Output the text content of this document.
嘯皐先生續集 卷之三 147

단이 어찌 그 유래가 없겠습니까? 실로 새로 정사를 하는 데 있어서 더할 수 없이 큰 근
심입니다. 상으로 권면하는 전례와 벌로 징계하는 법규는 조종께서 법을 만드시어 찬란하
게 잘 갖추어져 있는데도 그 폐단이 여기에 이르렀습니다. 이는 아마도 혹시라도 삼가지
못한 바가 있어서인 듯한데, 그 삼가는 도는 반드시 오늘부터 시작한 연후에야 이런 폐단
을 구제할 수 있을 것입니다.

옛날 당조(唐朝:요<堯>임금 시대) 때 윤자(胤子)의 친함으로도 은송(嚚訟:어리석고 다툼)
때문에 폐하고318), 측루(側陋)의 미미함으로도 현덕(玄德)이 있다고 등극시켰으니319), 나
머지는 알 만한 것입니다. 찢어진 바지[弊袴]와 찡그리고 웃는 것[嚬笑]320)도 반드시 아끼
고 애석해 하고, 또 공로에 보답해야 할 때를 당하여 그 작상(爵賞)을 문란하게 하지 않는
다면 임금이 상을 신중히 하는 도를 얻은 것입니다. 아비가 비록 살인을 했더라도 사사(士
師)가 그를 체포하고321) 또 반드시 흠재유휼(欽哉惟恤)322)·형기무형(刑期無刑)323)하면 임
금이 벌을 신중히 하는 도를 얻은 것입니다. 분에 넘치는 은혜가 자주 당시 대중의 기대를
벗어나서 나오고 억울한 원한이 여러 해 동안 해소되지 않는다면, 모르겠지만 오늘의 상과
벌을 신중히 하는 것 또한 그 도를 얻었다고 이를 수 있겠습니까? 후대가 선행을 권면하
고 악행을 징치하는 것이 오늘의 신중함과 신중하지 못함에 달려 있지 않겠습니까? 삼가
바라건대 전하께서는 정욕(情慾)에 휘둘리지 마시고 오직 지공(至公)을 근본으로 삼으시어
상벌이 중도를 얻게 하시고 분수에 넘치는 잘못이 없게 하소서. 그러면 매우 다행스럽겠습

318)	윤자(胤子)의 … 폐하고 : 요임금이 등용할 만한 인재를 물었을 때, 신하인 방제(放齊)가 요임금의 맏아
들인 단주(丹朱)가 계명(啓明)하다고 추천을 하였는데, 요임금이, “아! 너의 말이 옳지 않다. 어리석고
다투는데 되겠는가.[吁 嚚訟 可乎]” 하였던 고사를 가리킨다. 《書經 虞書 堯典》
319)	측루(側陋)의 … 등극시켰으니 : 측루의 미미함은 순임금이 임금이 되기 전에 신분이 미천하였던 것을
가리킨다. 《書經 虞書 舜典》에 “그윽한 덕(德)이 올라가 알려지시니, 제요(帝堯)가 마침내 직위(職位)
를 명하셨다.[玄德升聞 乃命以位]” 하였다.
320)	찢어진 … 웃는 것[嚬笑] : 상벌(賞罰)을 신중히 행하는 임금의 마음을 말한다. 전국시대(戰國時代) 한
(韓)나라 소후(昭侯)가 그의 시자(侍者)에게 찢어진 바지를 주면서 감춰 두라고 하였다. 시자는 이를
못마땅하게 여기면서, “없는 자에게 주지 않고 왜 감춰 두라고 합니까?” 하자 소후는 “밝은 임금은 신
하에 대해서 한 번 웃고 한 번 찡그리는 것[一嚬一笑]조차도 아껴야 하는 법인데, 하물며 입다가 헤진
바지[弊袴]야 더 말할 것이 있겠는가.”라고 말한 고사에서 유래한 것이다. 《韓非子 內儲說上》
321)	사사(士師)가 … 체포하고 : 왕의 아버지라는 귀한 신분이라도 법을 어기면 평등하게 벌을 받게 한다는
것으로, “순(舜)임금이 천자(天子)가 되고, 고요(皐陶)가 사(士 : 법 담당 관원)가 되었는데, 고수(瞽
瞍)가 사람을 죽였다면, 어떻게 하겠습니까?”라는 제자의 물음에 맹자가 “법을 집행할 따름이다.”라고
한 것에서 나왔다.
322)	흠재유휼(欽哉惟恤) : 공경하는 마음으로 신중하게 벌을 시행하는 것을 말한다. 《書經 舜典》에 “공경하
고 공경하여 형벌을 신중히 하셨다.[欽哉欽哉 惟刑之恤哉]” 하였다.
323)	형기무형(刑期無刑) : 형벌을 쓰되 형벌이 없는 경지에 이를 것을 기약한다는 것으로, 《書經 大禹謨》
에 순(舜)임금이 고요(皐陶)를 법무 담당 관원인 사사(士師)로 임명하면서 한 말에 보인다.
***
**Exercise details**
Reproduce the data in full, exactly as presented.

**Problem solution**
Output the text content of this document.
嘯皐先生續集 卷之三 147

단이 어찌 그 유래가 없겠습니까? 실로 새로 정사를 하는 데 있어서 더할 수 없이 큰 근
심입니다. 상으로 권면하는 전례와 벌로 징계하는 법규는 조종께서 법을 만드시어 찬란하
게 잘 갖추어져 있는데도 그 폐단이 여기에 이르렀습니다. 이는 아마도 혹시라도 삼가지
못한 바가 있어서인 듯한데, 그 삼가는 도는 반드시 오늘부터 시작한 연후에야 이런 폐단
을 구제할 수 있을 것입니다.

옛날 당조(唐朝:요<堯>임금 시대) 때 윤자(胤子)의 친함으로도 은송(嚚訟:어리석고 다툼)
때문에 폐하고318), 측루(側陋)의 미미함으로도 현덕(玄德)이 있다고 등극시켰으니319), 나
머지는 알 만한 것입니다. 찢어진 바지[弊袴]와 찡그리고 웃는 것[嚬笑]320)도 반드시 아끼
고 애석해 하고, 또 공로에 보답해야 할 때를 당하여 그 작상(爵賞)을 문란하게 하지 않는
다면 임금이 상을 신중히 하는 도를 얻은 것입니다. 아비가 비록 살인을 했더라도 사사(士
師)가 그를 체포하고321) 또 반드시 흠재유휼(欽哉惟恤)322)·형기무형(刑期無刑)323)하면 임
금이 벌을 신중히 하는 도를 얻은 것입니다. 분에 넘치는 은혜가 자주 당시 대중의 기대를
벗어나서 나오고 억울한 원한이 여러 해 동안 해소되지 않는다면, 모르겠지만 오늘의 상과
벌을 신중히 하는 것 또한 그 도를 얻었다고 이를 수 있겠습니까? 후대가 선행을 권면하
고 악행을 징치하는 것이 오늘의 신중함과 신중하지 못함에 달려 있지 않겠습니까? 삼가
바라건대 전하께서는 정욕(情慾)에 휘둘리지 마시고 오직 지공(至公)을 근본으로 삼으시어
상벌이 중도를 얻게 하시고 분수에 넘치는 잘못이 없게 하소서. 그러면 매우 다행스럽겠습

318)	윤자(胤子)의 … 폐하고 : 요임금이 등용할 만한 인재를 물었을 때, 신하인 방제(放齊)가 요임금의 맏아
들인 단주(丹朱)가 계명(啓明)하다고 추천을 하였는데, 요임금이, “아! 너의 말이 옳지 않다. 어리석고
다투는데 되겠는가.[吁 嚚訟 可乎]” 하였던 고사를 가리킨다. 《書經 虞書 堯典》
319)	측루(側陋)의 … 등극시켰으니 : 측루의 미미함은 순임금이 임금이 되기 전에 신분이 미천하였던 것을
가리킨다. 《書經 虞書 舜典》에 “그윽한 덕(德)이 올라가 알려지시니, 제요(帝堯)가 마침내 직위(職位)
를 명하셨다.[玄德升聞 乃命以位]” 하였다.
320)	찢어진 … 웃는 것[嚬笑] : 상벌(賞罰)을 신중히 행하는 임금의 마음을 말한다. 전국시대(戰國時代) 한
(韓)나라 소후(昭侯)가 그의 시자(侍者)에게 찢어진 바지를 주면서 감춰 두라고 하였다. 시자는 이를
못마땅하게 여기면서, “없는 자에게 주지 않고 왜 감춰 두라고 합니까?” 하자 소후는 “밝은 임금은 신
하에 대해서 한 번 웃고 한 번 찡그리는 것[一嚬一笑]조차도 아껴야 하는 법인데, 하물며 입다가 헤진
바지[弊袴]야 더 말할 것이 있겠는가.”라고 말한 고사에서 유래한 것이다. 《韓非子 內儲說上》
321)	사사(士師)가 … 체포하고 : 왕의 아버지라는 귀한 신분이라도 법을 어기면 평등하게 벌을 받게 한다는
것으로, “순(舜)임금이 천자(天子)가 되고, 고요(皐陶)가 사(士 : 법 담당 관원)가 되었는데, 고수(瞽
瞍)가 사람을 죽였다면, 어떻게 하겠습니까?”라는 제자의 물음에 맹자가 “법을 집행할 따름이다.”라고
한 것에서 나왔다.
322)	흠재유휼(欽哉惟恤) : 공경하는 마음으로 신중하게 벌을 시행하는 것을 말한다. 《書經 舜典》에 “공경하
고 공경하여 형벌을 신중히 하셨다.[欽哉欽哉 惟刑之恤哉]” 하였다.
323)	형기무형(刑期無刑) : 형벌을 쓰되 형벌이 없는 경지에 이를 것을 기약한다는 것으로, 《書經 大禹謨》
에 순(舜)임금이 고요(皐陶)를 법무 담당 관원인 사사(士師)로 임명하면서 한 말에 보인다.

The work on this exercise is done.